- [Task to complete] Locate the string "Brazil" in the listing below. Copy every line where it is found.

Dataset listings of figures
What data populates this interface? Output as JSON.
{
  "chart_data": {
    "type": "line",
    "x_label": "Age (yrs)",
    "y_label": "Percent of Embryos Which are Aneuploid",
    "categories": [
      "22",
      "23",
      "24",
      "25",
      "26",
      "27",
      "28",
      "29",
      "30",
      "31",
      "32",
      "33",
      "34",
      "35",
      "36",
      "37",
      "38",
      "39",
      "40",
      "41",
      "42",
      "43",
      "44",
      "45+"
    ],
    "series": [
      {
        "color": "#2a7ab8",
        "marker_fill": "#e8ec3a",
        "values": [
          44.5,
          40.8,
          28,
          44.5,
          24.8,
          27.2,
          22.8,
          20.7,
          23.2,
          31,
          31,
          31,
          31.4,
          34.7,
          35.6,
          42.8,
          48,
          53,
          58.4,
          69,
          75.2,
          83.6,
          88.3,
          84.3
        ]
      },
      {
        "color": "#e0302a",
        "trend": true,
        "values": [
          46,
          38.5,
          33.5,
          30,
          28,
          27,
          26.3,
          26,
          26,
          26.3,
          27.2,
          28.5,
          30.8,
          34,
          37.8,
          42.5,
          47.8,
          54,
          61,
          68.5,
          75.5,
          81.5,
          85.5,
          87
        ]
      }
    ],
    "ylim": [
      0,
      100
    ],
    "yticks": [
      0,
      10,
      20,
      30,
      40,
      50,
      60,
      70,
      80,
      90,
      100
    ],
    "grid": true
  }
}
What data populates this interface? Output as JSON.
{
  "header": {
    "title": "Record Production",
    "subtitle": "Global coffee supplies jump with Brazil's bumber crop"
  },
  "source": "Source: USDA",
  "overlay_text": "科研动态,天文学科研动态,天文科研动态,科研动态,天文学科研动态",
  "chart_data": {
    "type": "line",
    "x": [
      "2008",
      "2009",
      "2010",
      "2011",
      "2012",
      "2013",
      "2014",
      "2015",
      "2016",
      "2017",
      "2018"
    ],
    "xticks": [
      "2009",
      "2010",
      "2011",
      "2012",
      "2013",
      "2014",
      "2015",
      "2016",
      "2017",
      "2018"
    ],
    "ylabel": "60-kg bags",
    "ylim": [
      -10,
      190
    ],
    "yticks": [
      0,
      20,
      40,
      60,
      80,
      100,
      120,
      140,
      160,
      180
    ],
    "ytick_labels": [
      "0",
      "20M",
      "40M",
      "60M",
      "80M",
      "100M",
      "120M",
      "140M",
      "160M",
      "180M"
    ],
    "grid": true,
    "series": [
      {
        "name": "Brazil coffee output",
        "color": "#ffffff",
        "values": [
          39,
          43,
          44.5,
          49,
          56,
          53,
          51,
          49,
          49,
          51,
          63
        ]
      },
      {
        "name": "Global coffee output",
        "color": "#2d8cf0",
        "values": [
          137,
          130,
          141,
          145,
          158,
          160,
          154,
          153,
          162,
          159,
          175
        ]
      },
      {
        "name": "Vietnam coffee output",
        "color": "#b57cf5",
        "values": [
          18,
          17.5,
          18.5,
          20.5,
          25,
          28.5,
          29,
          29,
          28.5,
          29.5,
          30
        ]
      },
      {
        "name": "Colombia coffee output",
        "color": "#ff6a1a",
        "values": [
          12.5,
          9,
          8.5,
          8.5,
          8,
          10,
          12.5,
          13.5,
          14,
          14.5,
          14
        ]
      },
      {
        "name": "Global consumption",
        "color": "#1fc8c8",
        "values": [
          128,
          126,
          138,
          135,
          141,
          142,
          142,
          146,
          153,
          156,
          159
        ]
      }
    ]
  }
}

- [Correct result]
    "subtitle": "Global coffee supplies jump with Brazil's bumber crop"
        "name": "Brazil coffee output",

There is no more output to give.